[Extracted data entries]

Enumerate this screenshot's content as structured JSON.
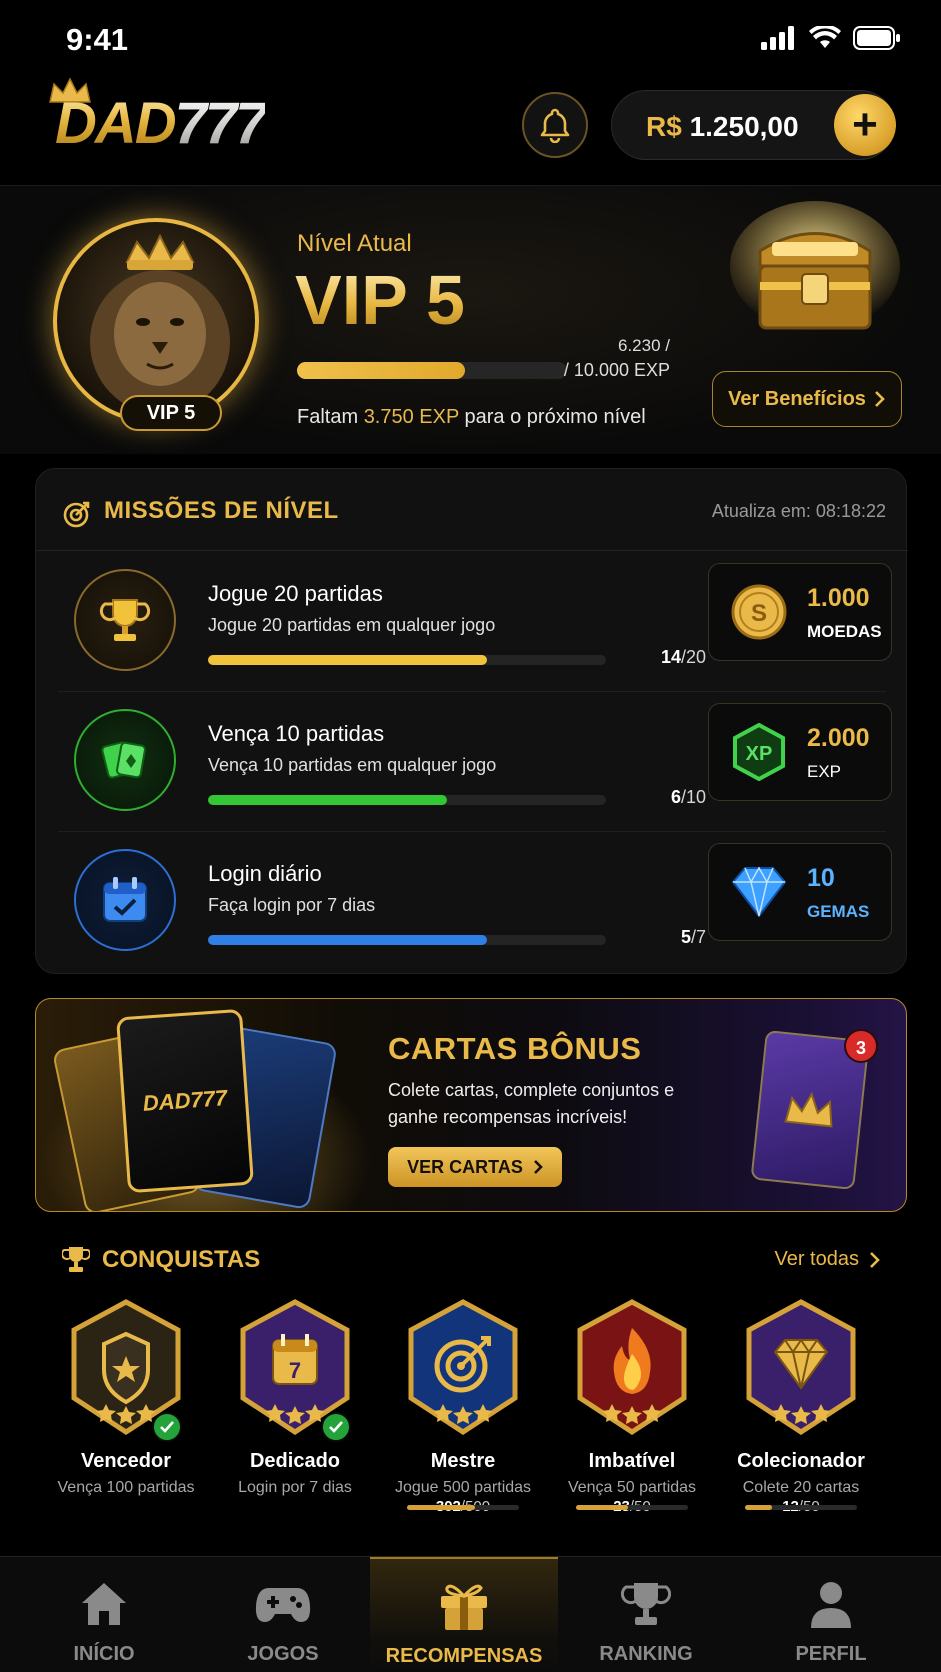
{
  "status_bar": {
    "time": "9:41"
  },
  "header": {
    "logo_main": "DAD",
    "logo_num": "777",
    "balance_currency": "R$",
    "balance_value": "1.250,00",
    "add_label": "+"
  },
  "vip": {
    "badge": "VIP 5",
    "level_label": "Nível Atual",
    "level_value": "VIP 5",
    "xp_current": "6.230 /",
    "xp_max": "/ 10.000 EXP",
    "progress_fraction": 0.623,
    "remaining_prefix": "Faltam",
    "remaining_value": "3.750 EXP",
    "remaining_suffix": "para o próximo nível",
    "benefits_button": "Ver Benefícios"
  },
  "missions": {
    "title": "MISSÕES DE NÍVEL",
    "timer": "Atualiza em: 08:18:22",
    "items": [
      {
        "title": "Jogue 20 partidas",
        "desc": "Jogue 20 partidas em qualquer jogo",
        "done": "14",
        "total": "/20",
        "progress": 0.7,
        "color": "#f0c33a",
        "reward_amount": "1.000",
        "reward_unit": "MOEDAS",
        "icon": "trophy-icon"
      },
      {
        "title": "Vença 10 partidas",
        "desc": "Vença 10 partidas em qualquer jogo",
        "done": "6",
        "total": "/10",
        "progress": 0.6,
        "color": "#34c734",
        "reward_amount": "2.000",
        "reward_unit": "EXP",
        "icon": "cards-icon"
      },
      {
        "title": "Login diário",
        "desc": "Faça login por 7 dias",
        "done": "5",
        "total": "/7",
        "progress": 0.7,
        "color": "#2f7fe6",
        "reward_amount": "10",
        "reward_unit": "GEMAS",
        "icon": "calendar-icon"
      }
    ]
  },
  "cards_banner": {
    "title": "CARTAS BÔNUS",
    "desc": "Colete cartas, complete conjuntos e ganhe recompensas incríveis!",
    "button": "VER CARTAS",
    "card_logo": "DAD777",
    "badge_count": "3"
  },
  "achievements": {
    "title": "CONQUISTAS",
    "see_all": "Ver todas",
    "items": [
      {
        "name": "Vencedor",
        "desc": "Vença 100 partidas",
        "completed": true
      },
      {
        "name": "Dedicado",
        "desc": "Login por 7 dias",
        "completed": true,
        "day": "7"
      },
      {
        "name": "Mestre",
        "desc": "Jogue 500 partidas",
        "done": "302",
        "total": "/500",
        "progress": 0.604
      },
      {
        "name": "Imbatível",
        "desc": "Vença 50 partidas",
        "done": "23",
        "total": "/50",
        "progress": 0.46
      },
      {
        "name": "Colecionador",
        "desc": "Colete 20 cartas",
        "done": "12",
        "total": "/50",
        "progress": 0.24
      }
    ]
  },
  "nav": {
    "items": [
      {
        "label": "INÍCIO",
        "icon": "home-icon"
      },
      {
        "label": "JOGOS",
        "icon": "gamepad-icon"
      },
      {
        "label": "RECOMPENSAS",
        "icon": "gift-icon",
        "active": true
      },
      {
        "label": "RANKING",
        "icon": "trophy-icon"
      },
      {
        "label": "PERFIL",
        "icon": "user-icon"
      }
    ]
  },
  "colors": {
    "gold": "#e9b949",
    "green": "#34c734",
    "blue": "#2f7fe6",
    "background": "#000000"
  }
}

BRIEF: Your task is to set down the records shown above exactly, minus any pictures.

IN RESPONSE:
Enumerate this screenshot's content as structured JSON.
{
  "status_bar": {
    "time": "9:41"
  },
  "header": {
    "logo_main": "DAD",
    "logo_num": "777",
    "balance_currency": "R$",
    "balance_value": "1.250,00",
    "add_label": "+"
  },
  "vip": {
    "badge": "VIP 5",
    "level_label": "Nível Atual",
    "level_value": "VIP 5",
    "xp_current": "6.230 /",
    "xp_max": "/ 10.000 EXP",
    "progress_fraction": 0.623,
    "remaining_prefix": "Faltam",
    "remaining_value": "3.750 EXP",
    "remaining_suffix": "para o próximo nível",
    "benefits_button": "Ver Benefícios"
  },
  "missions": {
    "title": "MISSÕES DE NÍVEL",
    "timer": "Atualiza em: 08:18:22",
    "items": [
      {
        "title": "Jogue 20 partidas",
        "desc": "Jogue 20 partidas em qualquer jogo",
        "done": "14",
        "total": "/20",
        "progress": 0.7,
        "color": "#f0c33a",
        "reward_amount": "1.000",
        "reward_unit": "MOEDAS",
        "icon": "trophy-icon"
      },
      {
        "title": "Vença 10 partidas",
        "desc": "Vença 10 partidas em qualquer jogo",
        "done": "6",
        "total": "/10",
        "progress": 0.6,
        "color": "#34c734",
        "reward_amount": "2.000",
        "reward_unit": "EXP",
        "icon": "cards-icon"
      },
      {
        "title": "Login diário",
        "desc": "Faça login por 7 dias",
        "done": "5",
        "total": "/7",
        "progress": 0.7,
        "color": "#2f7fe6",
        "reward_amount": "10",
        "reward_unit": "GEMAS",
        "icon": "calendar-icon"
      }
    ]
  },
  "cards_banner": {
    "title": "CARTAS BÔNUS",
    "desc": "Colete cartas, complete conjuntos e ganhe recompensas incríveis!",
    "button": "VER CARTAS",
    "card_logo": "DAD777",
    "badge_count": "3"
  },
  "achievements": {
    "title": "CONQUISTAS",
    "see_all": "Ver todas",
    "items": [
      {
        "name": "Vencedor",
        "desc": "Vença 100 partidas",
        "completed": true
      },
      {
        "name": "Dedicado",
        "desc": "Login por 7 dias",
        "completed": true,
        "day": "7"
      },
      {
        "name": "Mestre",
        "desc": "Jogue 500 partidas",
        "done": "302",
        "total": "/500",
        "progress": 0.604
      },
      {
        "name": "Imbatível",
        "desc": "Vença 50 partidas",
        "done": "23",
        "total": "/50",
        "progress": 0.46
      },
      {
        "name": "Colecionador",
        "desc": "Colete 20 cartas",
        "done": "12",
        "total": "/50",
        "progress": 0.24
      }
    ]
  },
  "nav": {
    "items": [
      {
        "label": "INÍCIO",
        "icon": "home-icon"
      },
      {
        "label": "JOGOS",
        "icon": "gamepad-icon"
      },
      {
        "label": "RECOMPENSAS",
        "icon": "gift-icon",
        "active": true
      },
      {
        "label": "RANKING",
        "icon": "trophy-icon"
      },
      {
        "label": "PERFIL",
        "icon": "user-icon"
      }
    ]
  },
  "colors": {
    "gold": "#e9b949",
    "green": "#34c734",
    "blue": "#2f7fe6",
    "background": "#000000"
  }
}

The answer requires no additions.